**Dataset**
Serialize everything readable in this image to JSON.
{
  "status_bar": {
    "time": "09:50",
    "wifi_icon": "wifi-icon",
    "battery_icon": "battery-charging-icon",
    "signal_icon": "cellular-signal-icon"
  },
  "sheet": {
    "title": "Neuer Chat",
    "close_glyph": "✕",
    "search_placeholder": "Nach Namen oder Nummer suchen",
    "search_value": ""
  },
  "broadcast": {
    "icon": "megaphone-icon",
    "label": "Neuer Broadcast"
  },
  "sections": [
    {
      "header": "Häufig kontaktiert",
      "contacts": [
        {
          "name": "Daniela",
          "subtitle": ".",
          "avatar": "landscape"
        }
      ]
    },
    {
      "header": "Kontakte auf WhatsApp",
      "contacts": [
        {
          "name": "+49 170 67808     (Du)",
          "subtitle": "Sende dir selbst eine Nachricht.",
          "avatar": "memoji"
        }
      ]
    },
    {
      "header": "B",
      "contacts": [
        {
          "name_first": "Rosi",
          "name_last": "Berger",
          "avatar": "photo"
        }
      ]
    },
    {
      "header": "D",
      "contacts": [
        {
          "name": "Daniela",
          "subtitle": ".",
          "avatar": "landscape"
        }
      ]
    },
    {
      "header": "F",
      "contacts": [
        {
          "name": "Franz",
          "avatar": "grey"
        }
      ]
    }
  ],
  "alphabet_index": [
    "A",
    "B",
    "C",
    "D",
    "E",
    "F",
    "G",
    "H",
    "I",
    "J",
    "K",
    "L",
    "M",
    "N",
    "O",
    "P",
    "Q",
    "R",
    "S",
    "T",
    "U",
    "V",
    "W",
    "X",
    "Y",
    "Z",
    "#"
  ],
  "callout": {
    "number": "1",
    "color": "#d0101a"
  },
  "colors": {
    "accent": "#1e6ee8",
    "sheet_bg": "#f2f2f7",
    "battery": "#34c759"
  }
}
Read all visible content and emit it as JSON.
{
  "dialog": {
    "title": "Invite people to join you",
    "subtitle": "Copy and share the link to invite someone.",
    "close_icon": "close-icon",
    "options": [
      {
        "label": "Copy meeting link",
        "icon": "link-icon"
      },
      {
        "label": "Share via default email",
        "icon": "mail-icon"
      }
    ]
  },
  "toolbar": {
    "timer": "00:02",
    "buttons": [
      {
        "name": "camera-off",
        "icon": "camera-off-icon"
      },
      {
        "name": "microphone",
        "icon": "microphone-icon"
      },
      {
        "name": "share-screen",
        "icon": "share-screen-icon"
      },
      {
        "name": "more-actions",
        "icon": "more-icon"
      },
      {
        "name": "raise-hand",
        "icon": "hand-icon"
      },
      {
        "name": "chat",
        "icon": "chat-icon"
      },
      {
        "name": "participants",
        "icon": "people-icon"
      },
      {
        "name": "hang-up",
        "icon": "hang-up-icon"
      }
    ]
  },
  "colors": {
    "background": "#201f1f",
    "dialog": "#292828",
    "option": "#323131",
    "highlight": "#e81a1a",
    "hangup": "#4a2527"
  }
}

==

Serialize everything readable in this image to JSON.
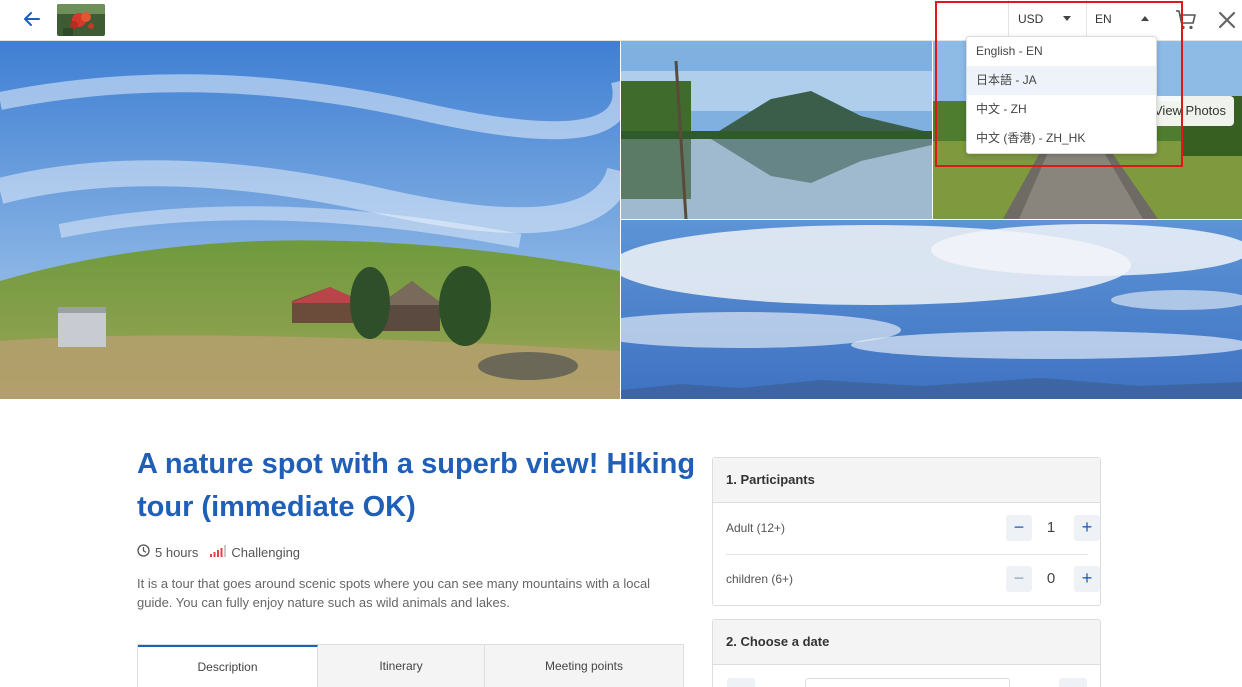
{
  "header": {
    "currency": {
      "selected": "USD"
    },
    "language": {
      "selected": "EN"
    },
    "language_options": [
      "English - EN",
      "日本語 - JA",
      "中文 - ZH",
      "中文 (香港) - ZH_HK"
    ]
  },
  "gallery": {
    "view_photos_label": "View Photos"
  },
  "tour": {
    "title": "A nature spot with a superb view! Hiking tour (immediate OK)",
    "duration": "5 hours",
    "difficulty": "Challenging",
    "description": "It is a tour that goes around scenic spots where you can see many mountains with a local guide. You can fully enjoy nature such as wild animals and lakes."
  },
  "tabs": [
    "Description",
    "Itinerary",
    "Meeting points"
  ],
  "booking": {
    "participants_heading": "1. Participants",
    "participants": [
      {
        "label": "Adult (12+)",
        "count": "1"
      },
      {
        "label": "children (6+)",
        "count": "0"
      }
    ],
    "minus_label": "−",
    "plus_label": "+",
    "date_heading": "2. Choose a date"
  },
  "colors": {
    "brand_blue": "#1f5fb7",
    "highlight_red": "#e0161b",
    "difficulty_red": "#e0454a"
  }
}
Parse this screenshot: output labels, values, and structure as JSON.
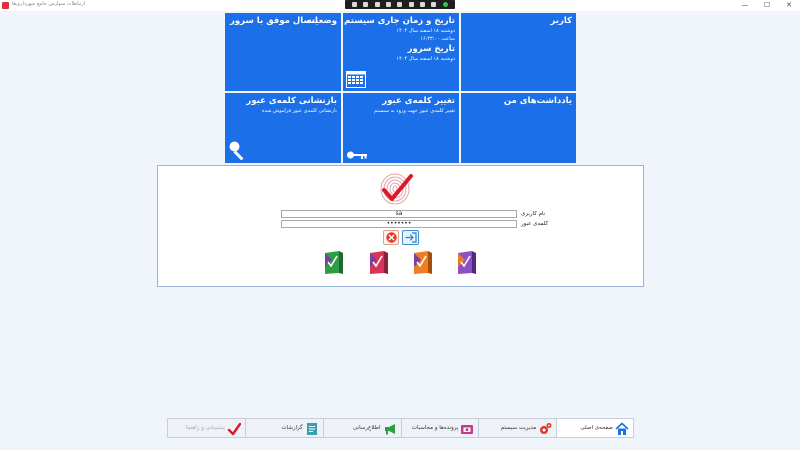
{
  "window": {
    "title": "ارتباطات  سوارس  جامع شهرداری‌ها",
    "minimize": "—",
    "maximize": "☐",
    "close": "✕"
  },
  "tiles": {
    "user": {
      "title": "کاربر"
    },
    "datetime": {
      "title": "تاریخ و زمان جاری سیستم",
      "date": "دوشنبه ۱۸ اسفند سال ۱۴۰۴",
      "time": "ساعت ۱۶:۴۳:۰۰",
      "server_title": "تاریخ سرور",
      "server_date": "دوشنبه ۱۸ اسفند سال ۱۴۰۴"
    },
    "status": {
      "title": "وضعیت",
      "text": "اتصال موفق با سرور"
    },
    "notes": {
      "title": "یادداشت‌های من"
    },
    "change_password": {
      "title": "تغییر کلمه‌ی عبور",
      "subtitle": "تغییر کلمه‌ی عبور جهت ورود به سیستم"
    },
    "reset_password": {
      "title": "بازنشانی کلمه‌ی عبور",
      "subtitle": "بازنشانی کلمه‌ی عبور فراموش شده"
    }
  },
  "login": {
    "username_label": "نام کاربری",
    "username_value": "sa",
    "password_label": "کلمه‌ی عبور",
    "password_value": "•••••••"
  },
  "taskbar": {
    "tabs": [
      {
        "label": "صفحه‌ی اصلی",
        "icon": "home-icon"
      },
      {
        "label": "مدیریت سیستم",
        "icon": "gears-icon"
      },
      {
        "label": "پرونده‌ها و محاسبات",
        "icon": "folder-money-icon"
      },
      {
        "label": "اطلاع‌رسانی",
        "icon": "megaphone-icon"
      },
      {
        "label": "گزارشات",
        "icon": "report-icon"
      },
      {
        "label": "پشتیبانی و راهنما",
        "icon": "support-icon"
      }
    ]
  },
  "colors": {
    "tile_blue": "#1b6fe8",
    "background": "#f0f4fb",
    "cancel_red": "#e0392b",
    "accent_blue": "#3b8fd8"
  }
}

**Task objective**
Within the material above, find the lines that contain the word "battery"; copy them.

**Solution to the exercise**
    "battery_icon": "battery-charging-icon",
    "battery": "#34c759"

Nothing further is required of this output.